### INSTRUCTIONS FOR THE TASK:
From the entries below, extract every line that includes the word "温州邦达鞋机制造有限公司".

### Stored records:
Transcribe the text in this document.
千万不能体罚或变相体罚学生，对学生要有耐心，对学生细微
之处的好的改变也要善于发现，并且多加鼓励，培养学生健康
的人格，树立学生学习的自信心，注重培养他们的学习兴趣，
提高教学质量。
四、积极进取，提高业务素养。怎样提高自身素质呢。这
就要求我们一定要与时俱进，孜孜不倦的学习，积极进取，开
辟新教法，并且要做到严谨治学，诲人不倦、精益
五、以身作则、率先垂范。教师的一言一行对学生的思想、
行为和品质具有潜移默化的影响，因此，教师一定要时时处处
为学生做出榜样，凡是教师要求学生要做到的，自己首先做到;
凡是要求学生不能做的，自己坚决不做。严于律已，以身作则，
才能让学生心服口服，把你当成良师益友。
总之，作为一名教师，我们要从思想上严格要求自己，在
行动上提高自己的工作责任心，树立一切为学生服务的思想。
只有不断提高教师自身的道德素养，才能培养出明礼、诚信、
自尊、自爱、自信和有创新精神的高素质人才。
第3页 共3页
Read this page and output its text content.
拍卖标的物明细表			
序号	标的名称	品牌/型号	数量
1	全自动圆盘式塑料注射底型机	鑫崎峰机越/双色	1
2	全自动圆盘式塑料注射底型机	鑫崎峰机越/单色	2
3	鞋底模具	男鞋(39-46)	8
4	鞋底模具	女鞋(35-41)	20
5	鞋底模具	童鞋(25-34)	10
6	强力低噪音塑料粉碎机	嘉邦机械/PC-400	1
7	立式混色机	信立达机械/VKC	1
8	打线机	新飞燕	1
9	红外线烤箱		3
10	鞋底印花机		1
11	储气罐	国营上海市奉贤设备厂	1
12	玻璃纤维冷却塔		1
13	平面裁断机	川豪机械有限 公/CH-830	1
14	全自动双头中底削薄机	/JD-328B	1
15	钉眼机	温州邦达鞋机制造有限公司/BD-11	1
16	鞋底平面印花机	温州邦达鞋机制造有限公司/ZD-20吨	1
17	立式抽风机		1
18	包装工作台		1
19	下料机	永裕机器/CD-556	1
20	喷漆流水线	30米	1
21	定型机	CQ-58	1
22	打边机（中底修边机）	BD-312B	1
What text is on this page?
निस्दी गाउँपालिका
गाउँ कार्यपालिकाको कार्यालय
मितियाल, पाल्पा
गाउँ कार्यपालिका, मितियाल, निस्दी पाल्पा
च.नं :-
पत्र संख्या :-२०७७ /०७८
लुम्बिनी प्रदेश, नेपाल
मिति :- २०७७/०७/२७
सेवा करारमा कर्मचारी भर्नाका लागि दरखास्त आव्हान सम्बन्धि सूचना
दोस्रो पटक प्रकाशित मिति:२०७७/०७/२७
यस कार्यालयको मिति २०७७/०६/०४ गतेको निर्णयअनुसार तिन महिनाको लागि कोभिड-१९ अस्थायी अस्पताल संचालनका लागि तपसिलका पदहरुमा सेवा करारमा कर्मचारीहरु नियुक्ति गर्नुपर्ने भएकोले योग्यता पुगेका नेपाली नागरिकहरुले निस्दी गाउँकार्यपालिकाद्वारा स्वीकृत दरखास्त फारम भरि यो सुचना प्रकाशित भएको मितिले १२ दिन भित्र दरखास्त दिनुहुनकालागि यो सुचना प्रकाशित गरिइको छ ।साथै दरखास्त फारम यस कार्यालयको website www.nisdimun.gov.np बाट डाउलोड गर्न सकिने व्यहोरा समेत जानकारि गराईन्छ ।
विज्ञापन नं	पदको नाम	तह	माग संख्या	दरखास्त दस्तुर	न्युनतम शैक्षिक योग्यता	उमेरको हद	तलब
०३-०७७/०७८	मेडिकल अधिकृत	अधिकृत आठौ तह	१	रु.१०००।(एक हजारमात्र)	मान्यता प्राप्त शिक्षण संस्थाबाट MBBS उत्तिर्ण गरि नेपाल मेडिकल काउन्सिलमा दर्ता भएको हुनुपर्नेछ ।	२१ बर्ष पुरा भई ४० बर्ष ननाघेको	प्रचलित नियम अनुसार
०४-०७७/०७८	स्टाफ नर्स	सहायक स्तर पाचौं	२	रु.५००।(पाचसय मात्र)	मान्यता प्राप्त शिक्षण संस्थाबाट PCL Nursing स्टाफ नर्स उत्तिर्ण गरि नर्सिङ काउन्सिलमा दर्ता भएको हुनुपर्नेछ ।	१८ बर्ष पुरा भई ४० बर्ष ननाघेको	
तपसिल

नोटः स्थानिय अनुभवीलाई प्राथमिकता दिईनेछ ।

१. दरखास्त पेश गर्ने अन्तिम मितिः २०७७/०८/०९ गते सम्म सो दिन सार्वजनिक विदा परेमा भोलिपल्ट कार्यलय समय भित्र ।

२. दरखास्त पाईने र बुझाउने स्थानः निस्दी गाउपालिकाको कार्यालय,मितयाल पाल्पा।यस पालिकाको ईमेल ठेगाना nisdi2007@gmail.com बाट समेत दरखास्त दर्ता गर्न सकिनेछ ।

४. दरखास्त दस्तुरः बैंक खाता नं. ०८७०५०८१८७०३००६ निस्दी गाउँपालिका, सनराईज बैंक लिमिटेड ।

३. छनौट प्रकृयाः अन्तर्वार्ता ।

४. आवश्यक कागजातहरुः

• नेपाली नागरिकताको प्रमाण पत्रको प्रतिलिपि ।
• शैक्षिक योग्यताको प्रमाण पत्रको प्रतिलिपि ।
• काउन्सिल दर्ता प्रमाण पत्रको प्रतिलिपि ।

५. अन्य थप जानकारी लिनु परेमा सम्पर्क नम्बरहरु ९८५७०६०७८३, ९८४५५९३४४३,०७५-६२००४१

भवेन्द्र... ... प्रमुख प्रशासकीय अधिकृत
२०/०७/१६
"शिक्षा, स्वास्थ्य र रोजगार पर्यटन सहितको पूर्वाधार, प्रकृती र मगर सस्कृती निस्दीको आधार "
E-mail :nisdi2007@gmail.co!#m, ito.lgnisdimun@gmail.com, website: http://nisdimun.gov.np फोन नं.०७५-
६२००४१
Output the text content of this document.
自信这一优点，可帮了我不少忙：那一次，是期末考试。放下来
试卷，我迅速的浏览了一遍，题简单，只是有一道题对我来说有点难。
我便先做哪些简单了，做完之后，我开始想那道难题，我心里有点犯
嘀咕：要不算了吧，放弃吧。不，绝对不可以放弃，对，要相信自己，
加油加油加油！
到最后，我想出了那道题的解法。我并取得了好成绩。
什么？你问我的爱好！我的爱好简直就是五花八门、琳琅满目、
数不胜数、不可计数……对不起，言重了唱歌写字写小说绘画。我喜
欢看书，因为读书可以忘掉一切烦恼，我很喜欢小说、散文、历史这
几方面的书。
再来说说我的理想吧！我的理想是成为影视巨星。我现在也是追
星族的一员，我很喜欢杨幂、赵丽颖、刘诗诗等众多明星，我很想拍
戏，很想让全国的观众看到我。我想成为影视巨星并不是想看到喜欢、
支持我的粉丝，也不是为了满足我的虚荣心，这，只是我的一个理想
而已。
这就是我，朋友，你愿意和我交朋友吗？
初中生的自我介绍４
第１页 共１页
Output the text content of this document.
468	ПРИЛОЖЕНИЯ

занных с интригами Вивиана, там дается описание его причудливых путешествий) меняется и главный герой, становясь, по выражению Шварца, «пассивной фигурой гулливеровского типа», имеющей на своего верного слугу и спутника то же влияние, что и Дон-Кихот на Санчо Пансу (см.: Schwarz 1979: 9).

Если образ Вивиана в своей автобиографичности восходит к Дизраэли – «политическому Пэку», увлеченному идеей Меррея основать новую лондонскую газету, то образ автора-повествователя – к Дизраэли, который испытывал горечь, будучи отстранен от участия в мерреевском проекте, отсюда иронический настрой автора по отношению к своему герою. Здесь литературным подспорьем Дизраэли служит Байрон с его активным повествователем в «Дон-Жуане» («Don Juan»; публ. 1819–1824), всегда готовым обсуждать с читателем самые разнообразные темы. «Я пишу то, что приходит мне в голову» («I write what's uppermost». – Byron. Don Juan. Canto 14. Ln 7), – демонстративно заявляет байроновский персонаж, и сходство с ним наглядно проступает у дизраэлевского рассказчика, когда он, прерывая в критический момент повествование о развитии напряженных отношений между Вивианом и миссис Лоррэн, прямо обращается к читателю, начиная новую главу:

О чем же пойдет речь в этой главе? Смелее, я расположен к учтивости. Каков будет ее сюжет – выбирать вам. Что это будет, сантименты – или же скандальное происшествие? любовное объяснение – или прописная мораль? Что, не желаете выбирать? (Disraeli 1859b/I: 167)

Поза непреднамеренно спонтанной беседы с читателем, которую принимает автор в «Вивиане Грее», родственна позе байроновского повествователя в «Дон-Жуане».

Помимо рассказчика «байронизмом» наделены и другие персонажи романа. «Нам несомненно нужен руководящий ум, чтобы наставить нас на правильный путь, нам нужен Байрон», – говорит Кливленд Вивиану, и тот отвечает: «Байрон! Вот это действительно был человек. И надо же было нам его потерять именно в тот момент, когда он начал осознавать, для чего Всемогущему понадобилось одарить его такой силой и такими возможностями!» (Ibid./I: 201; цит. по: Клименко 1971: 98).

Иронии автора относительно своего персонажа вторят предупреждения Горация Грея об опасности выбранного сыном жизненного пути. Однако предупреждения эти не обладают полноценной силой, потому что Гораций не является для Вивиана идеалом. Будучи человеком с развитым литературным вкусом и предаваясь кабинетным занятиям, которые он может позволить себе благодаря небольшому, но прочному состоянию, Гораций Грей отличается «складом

### FINISHED EXERCISE:
15	钉眼机	温州邦达鞋机制造有限公司/BD-11	1
16	鞋底平面印花机	温州邦达鞋机制造有限公司/ZD-20吨	1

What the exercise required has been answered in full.